:: WHAT IS ASKED ::
Identify the lines containing the word "body". Copy each one.

:: Dataset excerpts ::
********

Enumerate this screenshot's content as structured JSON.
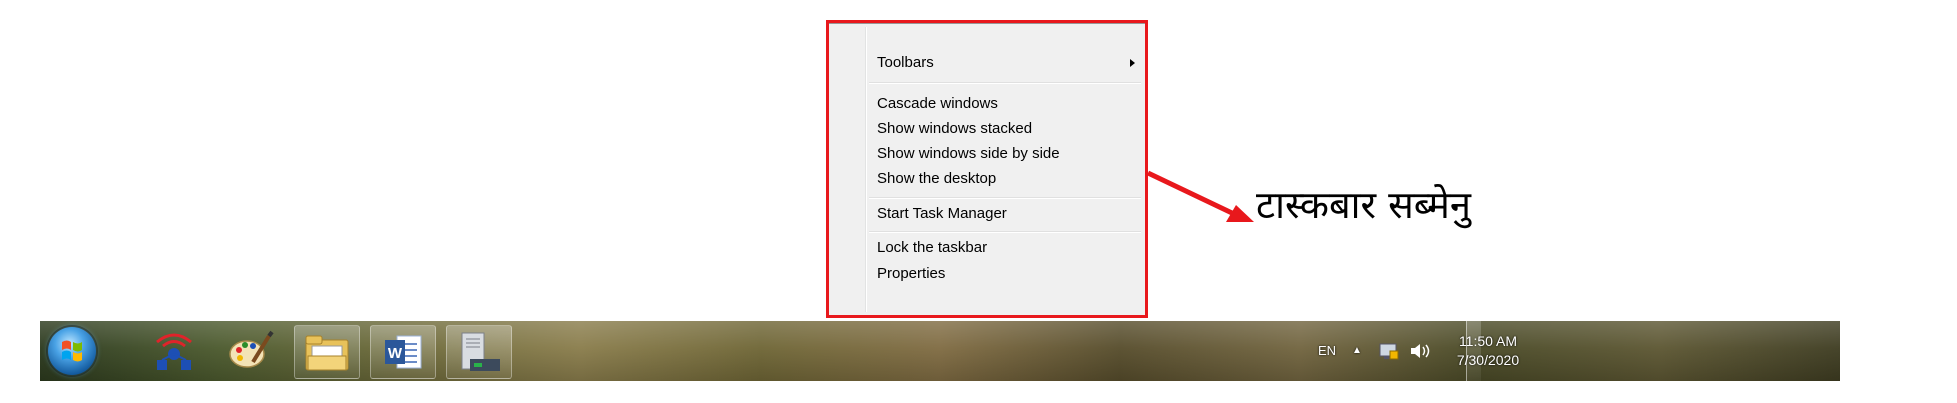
{
  "context_menu": {
    "items": {
      "toolbars": "Toolbars",
      "cascade": "Cascade windows",
      "stacked": "Show windows stacked",
      "side_by_side": "Show windows side by side",
      "desktop": "Show the desktop",
      "task_manager": "Start Task Manager",
      "lock": "Lock the taskbar",
      "properties": "Properties"
    }
  },
  "callout": {
    "label": "टास्कबार सब्मेनु",
    "color": "#e8181c"
  },
  "taskbar": {
    "pinned_icons": [
      "windows-start-orb",
      "network-app-icon",
      "paint-icon",
      "file-explorer-icon",
      "word-icon",
      "server-manager-icon"
    ]
  },
  "tray": {
    "language": "EN",
    "time": "11:50 AM",
    "date": "7/30/2020"
  }
}
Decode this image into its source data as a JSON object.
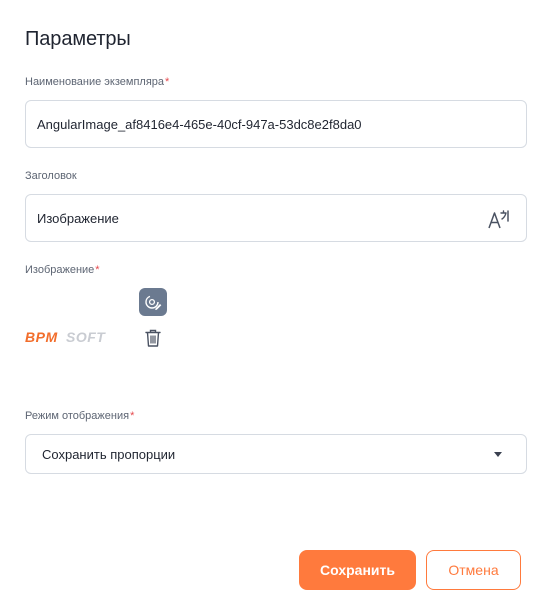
{
  "header": {
    "title": "Параметры"
  },
  "fields": {
    "instance_name": {
      "label": "Наименование экземпляра",
      "required_mark": "*",
      "value": "AngularImage_af8416e4-465e-40cf-947a-53dc8e2f8da0"
    },
    "caption": {
      "label": "Заголовок",
      "value": "Изображение"
    },
    "image": {
      "label": "Изображение",
      "required_mark": "*",
      "logo_text": "BPMSOFT"
    },
    "display_mode": {
      "label": "Режим отображения",
      "required_mark": "*",
      "value": "Сохранить пропорции"
    }
  },
  "actions": {
    "save_label": "Сохранить",
    "cancel_label": "Отмена"
  },
  "colors": {
    "accent": "#ff7a3d",
    "required": "#e5484d",
    "icon_button_bg": "#6b7a90",
    "border": "#d6dbe2"
  },
  "icons": {
    "translate": "translate-icon",
    "upload": "camera-edit-icon",
    "delete": "trash-icon",
    "dropdown": "chevron-down-icon"
  }
}
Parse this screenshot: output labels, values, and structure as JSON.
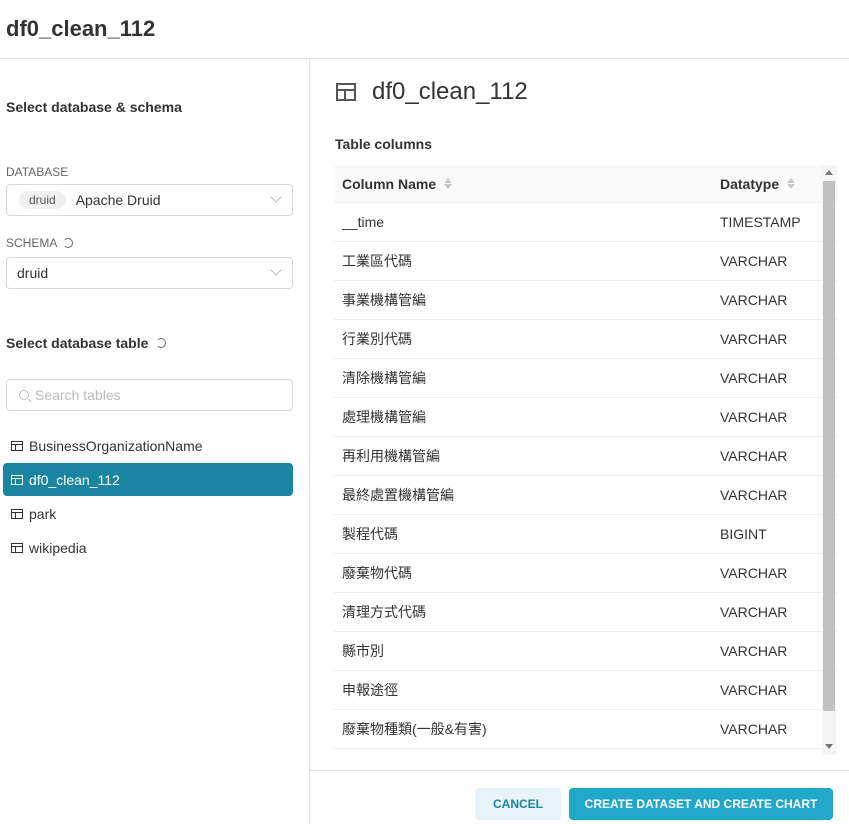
{
  "header": {
    "title": "df0_clean_112"
  },
  "left": {
    "select_db_schema_title": "Select database & schema",
    "database_label": "DATABASE",
    "database_tag": "druid",
    "database_value": "Apache Druid",
    "schema_label": "SCHEMA",
    "schema_value": "druid",
    "select_table_title": "Select database table",
    "search_placeholder": "Search tables",
    "tables": [
      "BusinessOrganizationName",
      "df0_clean_112",
      "park",
      "wikipedia"
    ],
    "selected_table": "df0_clean_112"
  },
  "main": {
    "title": "df0_clean_112",
    "columns_title": "Table columns",
    "col_header_name": "Column Name",
    "col_header_type": "Datatype",
    "rows": [
      {
        "name": "__time",
        "type": "TIMESTAMP"
      },
      {
        "name": "工業區代碼",
        "type": "VARCHAR"
      },
      {
        "name": "事業機構管編",
        "type": "VARCHAR"
      },
      {
        "name": "行業別代碼",
        "type": "VARCHAR"
      },
      {
        "name": "清除機構管編",
        "type": "VARCHAR"
      },
      {
        "name": "處理機構管編",
        "type": "VARCHAR"
      },
      {
        "name": "再利用機構管編",
        "type": "VARCHAR"
      },
      {
        "name": "最終處置機構管編",
        "type": "VARCHAR"
      },
      {
        "name": "製程代碼",
        "type": "BIGINT"
      },
      {
        "name": "廢棄物代碼",
        "type": "VARCHAR"
      },
      {
        "name": "清理方式代碼",
        "type": "VARCHAR"
      },
      {
        "name": "縣市別",
        "type": "VARCHAR"
      },
      {
        "name": "申報途徑",
        "type": "VARCHAR"
      },
      {
        "name": "廢棄物種類(一般&有害)",
        "type": "VARCHAR"
      }
    ]
  },
  "footer": {
    "cancel_label": "CANCEL",
    "create_label": "CREATE DATASET AND CREATE CHART"
  },
  "colors": {
    "accent": "#20a7c9",
    "selected": "#1a85a0"
  }
}
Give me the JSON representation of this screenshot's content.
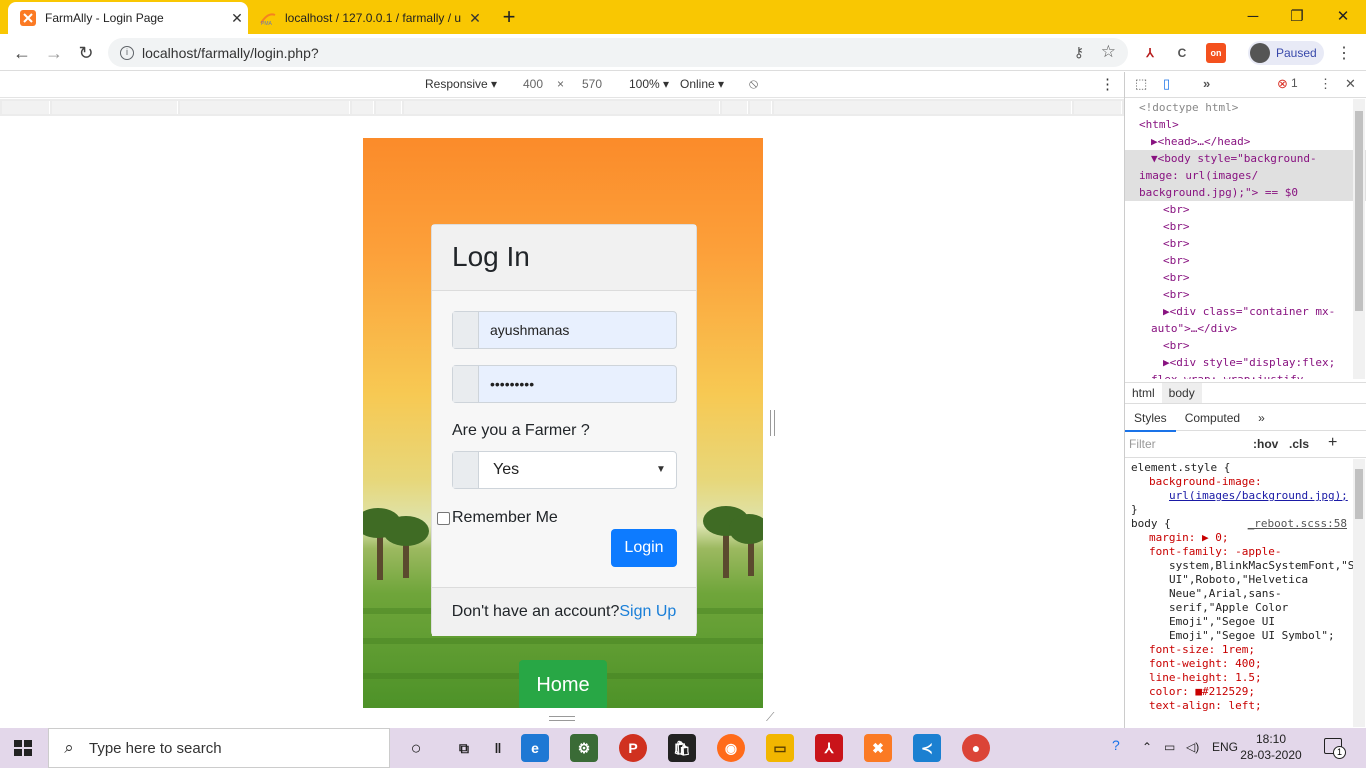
{
  "tabs": [
    {
      "title": "FarmAlly - Login Page",
      "active": true
    },
    {
      "title": "localhost / 127.0.0.1 / farmally / u",
      "active": false
    }
  ],
  "window_controls": {
    "minimize": "─",
    "maximize": "❐",
    "close": "✕"
  },
  "toolbar": {
    "url": "localhost/farmally/login.php?",
    "profile_status": "Paused"
  },
  "device_toolbar": {
    "mode": "Responsive",
    "width": "400",
    "x": "×",
    "height": "570",
    "zoom": "100%",
    "network": "Online"
  },
  "login_page": {
    "card_title": "Log In",
    "username": "ayushmanas",
    "password_mask": "•••••••••",
    "farmer_question": "Are you a Farmer ?",
    "farmer_selected": "Yes",
    "remember_label": "Remember Me",
    "login_button": "Login",
    "no_account_text": "Don't have an account?",
    "signup_link": "Sign Up",
    "home_button": "Home"
  },
  "devtools": {
    "error_count": "1",
    "elements": [
      {
        "text": "<!doctype html>",
        "kind": "comment",
        "indent": 0
      },
      {
        "text": "<html>",
        "kind": "tag",
        "indent": 0
      },
      {
        "text": "▶<head>…</head>",
        "kind": "tag",
        "indent": 1
      },
      {
        "text": "▼<body style=\"background-",
        "kind": "selected",
        "indent": 1
      },
      {
        "text": "image: url(images/",
        "kind": "selected",
        "indent": 0
      },
      {
        "text": "background.jpg);\"> == $0",
        "kind": "selected",
        "indent": 0
      },
      {
        "text": "<br>",
        "kind": "tag",
        "indent": 2
      },
      {
        "text": "<br>",
        "kind": "tag",
        "indent": 2
      },
      {
        "text": "<br>",
        "kind": "tag",
        "indent": 2
      },
      {
        "text": "<br>",
        "kind": "tag",
        "indent": 2
      },
      {
        "text": "<br>",
        "kind": "tag",
        "indent": 2
      },
      {
        "text": "<br>",
        "kind": "tag",
        "indent": 2
      },
      {
        "text": "▶<div class=\"container mx-",
        "kind": "tag",
        "indent": 2
      },
      {
        "text": "auto\">…</div>",
        "kind": "tag",
        "indent": 1
      },
      {
        "text": "<br>",
        "kind": "tag",
        "indent": 2
      },
      {
        "text": "▶<div style=\"display:flex;",
        "kind": "tag",
        "indent": 2
      },
      {
        "text": "flex-wrap: wrap;justify-",
        "kind": "tag",
        "indent": 1
      }
    ],
    "breadcrumbs": [
      "html",
      "body"
    ],
    "panel_tabs": [
      "Styles",
      "Computed",
      "»"
    ],
    "filter_placeholder": "Filter",
    "hov": ":hov",
    "cls": ".cls",
    "styles": [
      {
        "text": "element.style {",
        "kind": "selector"
      },
      {
        "text": "background-image:",
        "kind": "prop"
      },
      {
        "text": "url(images/background.jpg);",
        "kind": "link"
      },
      {
        "text": "}",
        "kind": "selector"
      },
      {
        "text": "body {",
        "kind": "selector",
        "source": "_reboot.scss:58"
      },
      {
        "text": "margin: ▶ 0;",
        "kind": "prop"
      },
      {
        "text": "font-family: -apple-",
        "kind": "prop"
      },
      {
        "text": "system,BlinkMacSystemFont,\"S",
        "kind": "value"
      },
      {
        "text": "UI\",Roboto,\"Helvetica",
        "kind": "value"
      },
      {
        "text": "Neue\",Arial,sans-",
        "kind": "value"
      },
      {
        "text": "serif,\"Apple Color",
        "kind": "value"
      },
      {
        "text": "Emoji\",\"Segoe UI",
        "kind": "value"
      },
      {
        "text": "Emoji\",\"Segoe UI Symbol\";",
        "kind": "value"
      },
      {
        "text": "font-size: 1rem;",
        "kind": "prop"
      },
      {
        "text": "font-weight: 400;",
        "kind": "prop"
      },
      {
        "text": "line-height: 1.5;",
        "kind": "prop"
      },
      {
        "text": "color: ■#212529;",
        "kind": "prop"
      },
      {
        "text": "text-align: left;",
        "kind": "prop"
      }
    ]
  },
  "taskbar": {
    "search_placeholder": "Type here to search",
    "language": "ENG",
    "time": "18:10",
    "date": "28-03-2020",
    "notification_count": "1"
  },
  "colors": {
    "chrome_frame": "#f9c702",
    "login_button": "#0d7bff",
    "home_button": "#28a745",
    "link": "#1a7fd8"
  }
}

********

:: ANSWER IN FULL ::
        "text": "▼<body style=\"background-",
      "body"
        "text": "body {",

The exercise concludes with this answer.